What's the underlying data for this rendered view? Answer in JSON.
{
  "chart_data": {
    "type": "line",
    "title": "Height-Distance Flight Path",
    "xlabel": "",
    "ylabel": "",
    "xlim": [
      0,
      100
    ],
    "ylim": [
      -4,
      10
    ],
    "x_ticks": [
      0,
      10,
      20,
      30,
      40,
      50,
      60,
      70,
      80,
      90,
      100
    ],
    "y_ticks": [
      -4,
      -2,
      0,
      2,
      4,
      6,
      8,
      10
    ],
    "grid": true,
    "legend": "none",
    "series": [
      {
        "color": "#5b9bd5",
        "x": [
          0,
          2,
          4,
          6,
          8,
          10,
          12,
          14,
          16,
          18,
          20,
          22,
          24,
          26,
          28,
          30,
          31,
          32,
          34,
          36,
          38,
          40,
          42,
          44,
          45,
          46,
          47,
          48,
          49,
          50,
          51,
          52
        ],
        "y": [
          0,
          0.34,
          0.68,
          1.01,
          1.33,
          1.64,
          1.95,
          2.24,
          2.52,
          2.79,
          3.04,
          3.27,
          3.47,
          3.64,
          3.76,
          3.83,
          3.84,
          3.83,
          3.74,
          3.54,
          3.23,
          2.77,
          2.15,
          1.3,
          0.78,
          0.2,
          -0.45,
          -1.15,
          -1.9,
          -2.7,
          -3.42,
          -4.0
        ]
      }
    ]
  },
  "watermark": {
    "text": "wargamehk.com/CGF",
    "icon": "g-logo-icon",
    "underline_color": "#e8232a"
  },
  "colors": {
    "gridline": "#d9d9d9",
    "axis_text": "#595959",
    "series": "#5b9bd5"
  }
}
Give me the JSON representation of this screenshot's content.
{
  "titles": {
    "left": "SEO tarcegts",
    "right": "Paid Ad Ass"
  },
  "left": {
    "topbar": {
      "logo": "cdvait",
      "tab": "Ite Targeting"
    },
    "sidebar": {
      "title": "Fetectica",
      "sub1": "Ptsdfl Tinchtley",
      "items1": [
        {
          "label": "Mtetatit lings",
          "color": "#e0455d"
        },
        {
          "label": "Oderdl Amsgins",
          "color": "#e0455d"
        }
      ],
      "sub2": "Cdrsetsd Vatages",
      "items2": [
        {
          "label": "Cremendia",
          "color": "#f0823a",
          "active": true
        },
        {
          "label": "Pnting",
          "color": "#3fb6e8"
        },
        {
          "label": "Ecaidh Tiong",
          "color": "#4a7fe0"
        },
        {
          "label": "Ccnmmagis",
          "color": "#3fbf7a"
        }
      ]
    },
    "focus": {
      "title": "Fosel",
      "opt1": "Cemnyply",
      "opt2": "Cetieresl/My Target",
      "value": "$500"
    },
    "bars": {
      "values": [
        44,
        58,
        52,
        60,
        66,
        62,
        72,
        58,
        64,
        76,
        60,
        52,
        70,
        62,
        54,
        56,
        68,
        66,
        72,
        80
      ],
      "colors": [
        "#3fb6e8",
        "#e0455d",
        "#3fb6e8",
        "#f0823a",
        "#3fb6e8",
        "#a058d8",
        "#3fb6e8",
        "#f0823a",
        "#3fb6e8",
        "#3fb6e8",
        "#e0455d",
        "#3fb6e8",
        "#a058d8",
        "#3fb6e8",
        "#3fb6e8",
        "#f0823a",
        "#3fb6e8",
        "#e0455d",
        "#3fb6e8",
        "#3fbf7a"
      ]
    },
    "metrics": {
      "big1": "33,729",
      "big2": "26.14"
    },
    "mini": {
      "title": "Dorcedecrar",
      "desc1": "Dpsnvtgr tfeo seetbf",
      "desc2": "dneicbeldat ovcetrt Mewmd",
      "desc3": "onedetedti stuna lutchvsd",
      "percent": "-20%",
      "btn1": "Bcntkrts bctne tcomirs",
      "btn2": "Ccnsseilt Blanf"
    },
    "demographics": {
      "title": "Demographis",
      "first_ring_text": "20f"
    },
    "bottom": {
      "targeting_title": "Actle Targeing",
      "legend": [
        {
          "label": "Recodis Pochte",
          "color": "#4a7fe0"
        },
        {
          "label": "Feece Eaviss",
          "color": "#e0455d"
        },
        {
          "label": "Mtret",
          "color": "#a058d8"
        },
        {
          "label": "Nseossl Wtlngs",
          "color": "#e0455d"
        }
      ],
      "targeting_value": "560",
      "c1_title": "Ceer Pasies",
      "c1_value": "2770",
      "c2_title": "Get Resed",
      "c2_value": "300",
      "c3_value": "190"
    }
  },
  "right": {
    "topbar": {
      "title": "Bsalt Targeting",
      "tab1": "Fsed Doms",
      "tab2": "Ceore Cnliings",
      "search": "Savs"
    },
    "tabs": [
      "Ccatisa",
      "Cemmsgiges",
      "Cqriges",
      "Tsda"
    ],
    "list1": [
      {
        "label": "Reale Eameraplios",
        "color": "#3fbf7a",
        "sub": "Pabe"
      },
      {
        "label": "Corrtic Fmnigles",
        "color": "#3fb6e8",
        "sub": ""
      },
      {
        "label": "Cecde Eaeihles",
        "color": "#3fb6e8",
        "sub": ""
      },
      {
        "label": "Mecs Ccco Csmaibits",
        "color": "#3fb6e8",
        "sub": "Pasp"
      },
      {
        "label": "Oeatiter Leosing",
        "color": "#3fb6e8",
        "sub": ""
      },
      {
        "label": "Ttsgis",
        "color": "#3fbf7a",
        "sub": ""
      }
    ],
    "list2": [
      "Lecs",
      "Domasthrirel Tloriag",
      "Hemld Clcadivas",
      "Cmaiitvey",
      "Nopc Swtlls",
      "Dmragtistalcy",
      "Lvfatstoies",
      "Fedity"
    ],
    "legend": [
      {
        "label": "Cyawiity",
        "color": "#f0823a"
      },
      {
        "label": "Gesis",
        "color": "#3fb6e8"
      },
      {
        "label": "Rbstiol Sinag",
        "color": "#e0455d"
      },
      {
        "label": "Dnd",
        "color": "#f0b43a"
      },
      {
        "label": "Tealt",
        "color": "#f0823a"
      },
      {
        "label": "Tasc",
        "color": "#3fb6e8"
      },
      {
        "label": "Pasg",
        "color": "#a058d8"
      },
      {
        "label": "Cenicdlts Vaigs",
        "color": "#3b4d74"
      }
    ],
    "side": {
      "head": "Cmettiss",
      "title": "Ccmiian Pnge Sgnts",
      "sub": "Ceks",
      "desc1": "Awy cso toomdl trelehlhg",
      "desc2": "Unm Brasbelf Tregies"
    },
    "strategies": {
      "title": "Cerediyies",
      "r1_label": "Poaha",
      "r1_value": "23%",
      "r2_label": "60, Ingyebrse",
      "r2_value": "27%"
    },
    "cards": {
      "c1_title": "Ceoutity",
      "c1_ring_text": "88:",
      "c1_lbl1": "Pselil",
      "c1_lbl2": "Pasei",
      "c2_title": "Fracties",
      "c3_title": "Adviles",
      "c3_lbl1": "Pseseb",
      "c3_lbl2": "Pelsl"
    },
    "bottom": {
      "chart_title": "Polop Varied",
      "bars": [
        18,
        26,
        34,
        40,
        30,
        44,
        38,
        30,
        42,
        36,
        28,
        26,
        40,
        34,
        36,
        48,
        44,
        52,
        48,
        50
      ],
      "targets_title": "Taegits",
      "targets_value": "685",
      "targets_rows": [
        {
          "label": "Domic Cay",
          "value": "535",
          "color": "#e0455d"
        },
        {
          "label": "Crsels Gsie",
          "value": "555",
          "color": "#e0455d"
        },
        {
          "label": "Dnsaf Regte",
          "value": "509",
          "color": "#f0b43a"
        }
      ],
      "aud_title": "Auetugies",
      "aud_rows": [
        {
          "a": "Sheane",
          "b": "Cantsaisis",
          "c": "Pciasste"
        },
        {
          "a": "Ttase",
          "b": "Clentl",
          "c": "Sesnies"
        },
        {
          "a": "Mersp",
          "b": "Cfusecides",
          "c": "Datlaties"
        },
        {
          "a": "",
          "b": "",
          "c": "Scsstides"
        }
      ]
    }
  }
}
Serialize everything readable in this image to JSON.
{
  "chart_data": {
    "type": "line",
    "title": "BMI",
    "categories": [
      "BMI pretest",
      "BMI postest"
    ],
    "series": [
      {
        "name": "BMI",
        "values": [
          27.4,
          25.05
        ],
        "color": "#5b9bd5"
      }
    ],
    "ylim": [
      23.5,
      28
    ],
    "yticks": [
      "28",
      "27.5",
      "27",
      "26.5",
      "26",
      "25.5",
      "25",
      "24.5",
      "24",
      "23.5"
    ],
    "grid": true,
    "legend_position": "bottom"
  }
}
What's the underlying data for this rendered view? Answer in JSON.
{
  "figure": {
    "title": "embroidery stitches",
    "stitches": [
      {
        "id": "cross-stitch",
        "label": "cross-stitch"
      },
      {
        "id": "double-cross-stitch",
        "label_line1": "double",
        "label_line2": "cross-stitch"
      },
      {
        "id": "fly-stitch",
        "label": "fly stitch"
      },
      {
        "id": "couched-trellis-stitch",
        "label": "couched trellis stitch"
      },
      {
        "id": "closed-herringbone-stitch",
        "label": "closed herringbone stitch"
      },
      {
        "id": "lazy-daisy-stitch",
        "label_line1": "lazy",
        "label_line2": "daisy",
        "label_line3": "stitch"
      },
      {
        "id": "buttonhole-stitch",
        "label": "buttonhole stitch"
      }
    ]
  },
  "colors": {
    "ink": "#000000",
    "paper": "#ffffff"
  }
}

YOUR OBJECTIVE »
Go through the lines above. Select every one that has the string "herringbone".

ANSWER BELOW »
        "id": "closed-herringbone-stitch",
        "label": "closed herringbone stitch"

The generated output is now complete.